Problem details: Output the data below in full, byte for byte. Nothing may differ.

Records shown:
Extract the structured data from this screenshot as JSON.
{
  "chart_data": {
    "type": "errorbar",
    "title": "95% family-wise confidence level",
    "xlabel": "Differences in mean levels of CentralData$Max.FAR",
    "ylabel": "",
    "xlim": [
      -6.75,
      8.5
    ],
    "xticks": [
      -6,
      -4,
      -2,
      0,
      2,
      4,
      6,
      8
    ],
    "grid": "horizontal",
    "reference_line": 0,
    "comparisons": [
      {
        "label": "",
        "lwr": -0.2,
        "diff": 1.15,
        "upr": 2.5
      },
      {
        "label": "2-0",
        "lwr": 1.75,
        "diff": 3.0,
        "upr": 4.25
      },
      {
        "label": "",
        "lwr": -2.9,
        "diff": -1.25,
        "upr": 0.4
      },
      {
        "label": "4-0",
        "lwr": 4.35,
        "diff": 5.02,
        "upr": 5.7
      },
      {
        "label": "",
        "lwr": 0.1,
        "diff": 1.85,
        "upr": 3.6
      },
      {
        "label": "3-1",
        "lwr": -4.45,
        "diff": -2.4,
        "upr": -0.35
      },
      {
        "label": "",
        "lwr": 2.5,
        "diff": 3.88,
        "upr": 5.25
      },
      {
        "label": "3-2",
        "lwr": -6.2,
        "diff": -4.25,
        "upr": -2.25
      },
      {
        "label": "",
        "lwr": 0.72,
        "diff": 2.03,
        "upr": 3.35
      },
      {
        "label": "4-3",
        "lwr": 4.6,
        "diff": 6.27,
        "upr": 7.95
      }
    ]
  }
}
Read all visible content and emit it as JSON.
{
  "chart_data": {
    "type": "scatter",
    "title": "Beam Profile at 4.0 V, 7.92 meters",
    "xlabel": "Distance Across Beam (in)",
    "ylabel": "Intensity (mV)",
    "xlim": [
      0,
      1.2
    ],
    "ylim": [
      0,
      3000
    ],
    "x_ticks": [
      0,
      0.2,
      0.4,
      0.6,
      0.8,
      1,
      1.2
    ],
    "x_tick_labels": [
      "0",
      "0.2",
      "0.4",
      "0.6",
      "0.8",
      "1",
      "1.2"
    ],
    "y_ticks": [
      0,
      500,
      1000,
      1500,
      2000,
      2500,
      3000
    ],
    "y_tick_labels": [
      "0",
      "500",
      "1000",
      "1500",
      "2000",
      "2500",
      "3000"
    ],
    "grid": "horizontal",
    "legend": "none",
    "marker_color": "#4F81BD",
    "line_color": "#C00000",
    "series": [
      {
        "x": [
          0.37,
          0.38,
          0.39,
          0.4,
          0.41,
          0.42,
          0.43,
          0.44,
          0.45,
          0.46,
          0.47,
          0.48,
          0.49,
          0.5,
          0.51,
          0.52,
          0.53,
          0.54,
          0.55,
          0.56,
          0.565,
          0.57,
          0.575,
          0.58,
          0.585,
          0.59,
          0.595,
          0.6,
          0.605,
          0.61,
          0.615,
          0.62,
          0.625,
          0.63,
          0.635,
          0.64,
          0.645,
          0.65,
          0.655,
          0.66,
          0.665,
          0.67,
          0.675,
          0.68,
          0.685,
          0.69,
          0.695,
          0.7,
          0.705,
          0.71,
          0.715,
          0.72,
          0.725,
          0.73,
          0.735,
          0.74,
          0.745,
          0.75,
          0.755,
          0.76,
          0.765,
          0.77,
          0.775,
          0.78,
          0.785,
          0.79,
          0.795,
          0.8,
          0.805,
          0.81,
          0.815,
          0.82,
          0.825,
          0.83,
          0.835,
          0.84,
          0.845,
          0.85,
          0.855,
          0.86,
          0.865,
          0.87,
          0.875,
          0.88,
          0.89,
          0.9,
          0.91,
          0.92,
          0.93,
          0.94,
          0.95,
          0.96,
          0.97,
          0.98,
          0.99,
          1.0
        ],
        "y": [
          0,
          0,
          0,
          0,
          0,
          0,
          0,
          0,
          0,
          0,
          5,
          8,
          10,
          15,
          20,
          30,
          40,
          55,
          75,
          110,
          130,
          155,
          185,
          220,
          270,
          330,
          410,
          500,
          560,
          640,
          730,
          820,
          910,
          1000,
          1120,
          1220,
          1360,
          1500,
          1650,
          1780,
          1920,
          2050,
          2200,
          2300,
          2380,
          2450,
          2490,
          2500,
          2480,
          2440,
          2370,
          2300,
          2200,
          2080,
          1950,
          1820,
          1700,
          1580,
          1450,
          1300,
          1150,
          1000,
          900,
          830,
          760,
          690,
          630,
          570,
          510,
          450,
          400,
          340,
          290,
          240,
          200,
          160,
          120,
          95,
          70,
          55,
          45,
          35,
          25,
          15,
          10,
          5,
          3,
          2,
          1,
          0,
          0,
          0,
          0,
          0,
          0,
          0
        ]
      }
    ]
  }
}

Answer to this exercise:
Extract the structured data from this screenshot as JSON.
{
  "chart_data": {
    "type": "errorbar",
    "title": "95% family-wise confidence level",
    "xlabel": "Differences in mean levels of CentralData$Max.FAR",
    "ylabel": "",
    "xlim": [
      -6.75,
      8.5
    ],
    "xticks": [
      -6,
      -4,
      -2,
      0,
      2,
      4,
      6,
      8
    ],
    "grid": "horizontal",
    "reference_line": 0,
    "comparisons": [
      {
        "label": "",
        "lwr": -0.2,
        "diff": 1.15,
        "upr": 2.5
      },
      {
        "label": "2-0",
        "lwr": 1.75,
        "diff": 3.0,
        "upr": 4.25
      },
      {
        "label": "",
        "lwr": -2.9,
        "diff": -1.25,
        "upr": 0.4
      },
      {
        "label": "4-0",
        "lwr": 4.35,
        "diff": 5.02,
        "upr": 5.7
      },
      {
        "label": "",
        "lwr": 0.1,
        "diff": 1.85,
        "upr": 3.6
      },
      {
        "label": "3-1",
        "lwr": -4.45,
        "diff": -2.4,
        "upr": -0.35
      },
      {
        "label": "",
        "lwr": 2.5,
        "diff": 3.88,
        "upr": 5.25
      },
      {
        "label": "3-2",
        "lwr": -6.2,
        "diff": -4.25,
        "upr": -2.25
      },
      {
        "label": "",
        "lwr": 0.72,
        "diff": 2.03,
        "upr": 3.35
      },
      {
        "label": "4-3",
        "lwr": 4.6,
        "diff": 6.27,
        "upr": 7.95
      }
    ]
  }
}
Read all visible content and emit it as JSON.
{
  "chart_data": {
    "type": "scatter",
    "title": "Beam Profile at 4.0 V, 7.92 meters",
    "xlabel": "Distance Across Beam (in)",
    "ylabel": "Intensity (mV)",
    "xlim": [
      0,
      1.2
    ],
    "ylim": [
      0,
      3000
    ],
    "x_ticks": [
      0,
      0.2,
      0.4,
      0.6,
      0.8,
      1,
      1.2
    ],
    "x_tick_labels": [
      "0",
      "0.2",
      "0.4",
      "0.6",
      "0.8",
      "1",
      "1.2"
    ],
    "y_ticks": [
      0,
      500,
      1000,
      1500,
      2000,
      2500,
      3000
    ],
    "y_tick_labels": [
      "0",
      "500",
      "1000",
      "1500",
      "2000",
      "2500",
      "3000"
    ],
    "grid": "horizontal",
    "legend": "none",
    "marker_color": "#4F81BD",
    "line_color": "#C00000",
    "series": [
      {
        "x": [
          0.37,
          0.38,
          0.39,
          0.4,
          0.41,
          0.42,
          0.43,
          0.44,
          0.45,
          0.46,
          0.47,
          0.48,
          0.49,
          0.5,
          0.51,
          0.52,
          0.53,
          0.54,
          0.55,
          0.56,
          0.565,
          0.57,
          0.575,
          0.58,
          0.585,
          0.59,
          0.595,
          0.6,
          0.605,
          0.61,
          0.615,
          0.62,
          0.625,
          0.63,
          0.635,
          0.64,
          0.645,
          0.65,
          0.655,
          0.66,
          0.665,
          0.67,
          0.675,
          0.68,
          0.685,
          0.69,
          0.695,
          0.7,
          0.705,
          0.71,
          0.715,
          0.72,
          0.725,
          0.73,
          0.735,
          0.74,
          0.745,
          0.75,
          0.755,
          0.76,
          0.765,
          0.77,
          0.775,
          0.78,
          0.785,
          0.79,
          0.795,
          0.8,
          0.805,
          0.81,
          0.815,
          0.82,
          0.825,
          0.83,
          0.835,
          0.84,
          0.845,
          0.85,
          0.855,
          0.86,
          0.865,
          0.87,
          0.875,
          0.88,
          0.89,
          0.9,
          0.91,
          0.92,
          0.93,
          0.94,
          0.95,
          0.96,
          0.97,
          0.98,
          0.99,
          1.0
        ],
        "y": [
          0,
          0,
          0,
          0,
          0,
          0,
          0,
          0,
          0,
          0,
          5,
          8,
          10,
          15,
          20,
          30,
          40,
          55,
          75,
          110,
          130,
          155,
          185,
          220,
          270,
          330,
          410,
          500,
          560,
          640,
          730,
          820,
          910,
          1000,
          1120,
          1220,
          1360,
          1500,
          1650,
          1780,
          1920,
          2050,
          2200,
          2300,
          2380,
          2450,
          2490,
          2500,
          2480,
          2440,
          2370,
          2300,
          2200,
          2080,
          1950,
          1820,
          1700,
          1580,
          1450,
          1300,
          1150,
          1000,
          900,
          830,
          760,
          690,
          630,
          570,
          510,
          450,
          400,
          340,
          290,
          240,
          200,
          160,
          120,
          95,
          70,
          55,
          45,
          35,
          25,
          15,
          10,
          5,
          3,
          2,
          1,
          0,
          0,
          0,
          0,
          0,
          0,
          0
        ]
      }
    ]
  }
}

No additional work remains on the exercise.